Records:
_ _ _

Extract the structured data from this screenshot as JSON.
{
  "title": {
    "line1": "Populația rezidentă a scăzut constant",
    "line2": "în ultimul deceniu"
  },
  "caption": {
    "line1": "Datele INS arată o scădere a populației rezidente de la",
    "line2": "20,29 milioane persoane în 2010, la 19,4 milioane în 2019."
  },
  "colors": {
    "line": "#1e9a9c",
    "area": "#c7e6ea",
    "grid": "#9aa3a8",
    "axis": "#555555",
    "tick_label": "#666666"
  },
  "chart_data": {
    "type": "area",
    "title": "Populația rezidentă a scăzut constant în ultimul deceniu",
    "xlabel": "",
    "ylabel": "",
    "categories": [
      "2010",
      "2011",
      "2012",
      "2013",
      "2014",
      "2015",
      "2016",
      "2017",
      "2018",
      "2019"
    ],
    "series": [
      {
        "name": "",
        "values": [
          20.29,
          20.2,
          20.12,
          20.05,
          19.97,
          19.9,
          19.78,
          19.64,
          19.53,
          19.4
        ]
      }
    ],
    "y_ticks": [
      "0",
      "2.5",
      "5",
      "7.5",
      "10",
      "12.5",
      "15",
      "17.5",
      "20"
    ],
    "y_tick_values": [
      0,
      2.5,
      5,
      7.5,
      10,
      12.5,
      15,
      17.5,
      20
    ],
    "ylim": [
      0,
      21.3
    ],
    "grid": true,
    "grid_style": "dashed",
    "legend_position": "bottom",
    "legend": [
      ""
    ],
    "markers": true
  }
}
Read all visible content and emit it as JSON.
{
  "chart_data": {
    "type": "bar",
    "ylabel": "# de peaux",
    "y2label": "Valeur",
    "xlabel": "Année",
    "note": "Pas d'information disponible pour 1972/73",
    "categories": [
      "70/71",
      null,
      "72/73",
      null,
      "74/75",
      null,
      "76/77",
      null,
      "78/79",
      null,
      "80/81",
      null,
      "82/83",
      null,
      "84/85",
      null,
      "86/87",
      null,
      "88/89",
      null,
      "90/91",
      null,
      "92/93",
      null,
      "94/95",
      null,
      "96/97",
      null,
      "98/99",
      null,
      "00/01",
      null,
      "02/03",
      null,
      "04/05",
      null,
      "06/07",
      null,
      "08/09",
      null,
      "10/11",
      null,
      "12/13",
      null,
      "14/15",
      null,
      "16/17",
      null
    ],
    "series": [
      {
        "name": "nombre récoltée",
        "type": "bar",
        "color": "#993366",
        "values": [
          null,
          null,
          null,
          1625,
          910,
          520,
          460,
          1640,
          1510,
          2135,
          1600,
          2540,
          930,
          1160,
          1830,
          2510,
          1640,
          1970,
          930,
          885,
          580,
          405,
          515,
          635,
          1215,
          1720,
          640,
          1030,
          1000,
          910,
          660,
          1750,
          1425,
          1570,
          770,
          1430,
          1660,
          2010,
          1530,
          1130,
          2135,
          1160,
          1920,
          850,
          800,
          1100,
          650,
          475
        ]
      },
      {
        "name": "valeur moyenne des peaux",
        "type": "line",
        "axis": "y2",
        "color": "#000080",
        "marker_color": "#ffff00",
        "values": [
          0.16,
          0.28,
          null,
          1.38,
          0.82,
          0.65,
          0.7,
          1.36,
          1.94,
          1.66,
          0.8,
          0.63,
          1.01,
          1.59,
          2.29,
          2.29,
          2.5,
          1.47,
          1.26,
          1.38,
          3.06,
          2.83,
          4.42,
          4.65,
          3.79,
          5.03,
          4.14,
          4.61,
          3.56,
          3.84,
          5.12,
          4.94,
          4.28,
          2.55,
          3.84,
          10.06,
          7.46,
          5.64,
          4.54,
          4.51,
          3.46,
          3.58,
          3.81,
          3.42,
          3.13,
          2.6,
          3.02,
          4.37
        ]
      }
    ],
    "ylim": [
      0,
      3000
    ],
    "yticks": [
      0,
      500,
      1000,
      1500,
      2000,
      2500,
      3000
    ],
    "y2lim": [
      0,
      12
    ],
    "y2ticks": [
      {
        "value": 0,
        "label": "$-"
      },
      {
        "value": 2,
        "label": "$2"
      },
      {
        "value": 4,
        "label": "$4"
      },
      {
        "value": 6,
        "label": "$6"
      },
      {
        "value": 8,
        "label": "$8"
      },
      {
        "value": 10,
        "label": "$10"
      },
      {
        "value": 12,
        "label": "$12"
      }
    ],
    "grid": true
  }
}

_ _ _

Set task
The records above must be output exactly, in full.

Solution to this problem
Extract the structured data from this screenshot as JSON.
{
  "title": {
    "line1": "Populația rezidentă a scăzut constant",
    "line2": "în ultimul deceniu"
  },
  "caption": {
    "line1": "Datele INS arată o scădere a populației rezidente de la",
    "line2": "20,29 milioane persoane în 2010, la 19,4 milioane în 2019."
  },
  "colors": {
    "line": "#1e9a9c",
    "area": "#c7e6ea",
    "grid": "#9aa3a8",
    "axis": "#555555",
    "tick_label": "#666666"
  },
  "chart_data": {
    "type": "area",
    "title": "Populația rezidentă a scăzut constant în ultimul deceniu",
    "xlabel": "",
    "ylabel": "",
    "categories": [
      "2010",
      "2011",
      "2012",
      "2013",
      "2014",
      "2015",
      "2016",
      "2017",
      "2018",
      "2019"
    ],
    "series": [
      {
        "name": "",
        "values": [
          20.29,
          20.2,
          20.12,
          20.05,
          19.97,
          19.9,
          19.78,
          19.64,
          19.53,
          19.4
        ]
      }
    ],
    "y_ticks": [
      "0",
      "2.5",
      "5",
      "7.5",
      "10",
      "12.5",
      "15",
      "17.5",
      "20"
    ],
    "y_tick_values": [
      0,
      2.5,
      5,
      7.5,
      10,
      12.5,
      15,
      17.5,
      20
    ],
    "ylim": [
      0,
      21.3
    ],
    "grid": true,
    "grid_style": "dashed",
    "legend_position": "bottom",
    "legend": [
      ""
    ],
    "markers": true
  }
}
Read all visible content and emit it as JSON.
{
  "chart_data": {
    "type": "bar",
    "ylabel": "# de peaux",
    "y2label": "Valeur",
    "xlabel": "Année",
    "note": "Pas d'information disponible pour 1972/73",
    "categories": [
      "70/71",
      null,
      "72/73",
      null,
      "74/75",
      null,
      "76/77",
      null,
      "78/79",
      null,
      "80/81",
      null,
      "82/83",
      null,
      "84/85",
      null,
      "86/87",
      null,
      "88/89",
      null,
      "90/91",
      null,
      "92/93",
      null,
      "94/95",
      null,
      "96/97",
      null,
      "98/99",
      null,
      "00/01",
      null,
      "02/03",
      null,
      "04/05",
      null,
      "06/07",
      null,
      "08/09",
      null,
      "10/11",
      null,
      "12/13",
      null,
      "14/15",
      null,
      "16/17",
      null
    ],
    "series": [
      {
        "name": "nombre récoltée",
        "type": "bar",
        "color": "#993366",
        "values": [
          null,
          null,
          null,
          1625,
          910,
          520,
          460,
          1640,
          1510,
          2135,
          1600,
          2540,
          930,
          1160,
          1830,
          2510,
          1640,
          1970,
          930,
          885,
          580,
          405,
          515,
          635,
          1215,
          1720,
          640,
          1030,
          1000,
          910,
          660,
          1750,
          1425,
          1570,
          770,
          1430,
          1660,
          2010,
          1530,
          1130,
          2135,
          1160,
          1920,
          850,
          800,
          1100,
          650,
          475
        ]
      },
      {
        "name": "valeur moyenne des peaux",
        "type": "line",
        "axis": "y2",
        "color": "#000080",
        "marker_color": "#ffff00",
        "values": [
          0.16,
          0.28,
          null,
          1.38,
          0.82,
          0.65,
          0.7,
          1.36,
          1.94,
          1.66,
          0.8,
          0.63,
          1.01,
          1.59,
          2.29,
          2.29,
          2.5,
          1.47,
          1.26,
          1.38,
          3.06,
          2.83,
          4.42,
          4.65,
          3.79,
          5.03,
          4.14,
          4.61,
          3.56,
          3.84,
          5.12,
          4.94,
          4.28,
          2.55,
          3.84,
          10.06,
          7.46,
          5.64,
          4.54,
          4.51,
          3.46,
          3.58,
          3.81,
          3.42,
          3.13,
          2.6,
          3.02,
          4.37
        ]
      }
    ],
    "ylim": [
      0,
      3000
    ],
    "yticks": [
      0,
      500,
      1000,
      1500,
      2000,
      2500,
      3000
    ],
    "y2lim": [
      0,
      12
    ],
    "y2ticks": [
      {
        "value": 0,
        "label": "$-"
      },
      {
        "value": 2,
        "label": "$2"
      },
      {
        "value": 4,
        "label": "$4"
      },
      {
        "value": 6,
        "label": "$6"
      },
      {
        "value": 8,
        "label": "$8"
      },
      {
        "value": 10,
        "label": "$10"
      },
      {
        "value": 12,
        "label": "$12"
      }
    ],
    "grid": true
  }
}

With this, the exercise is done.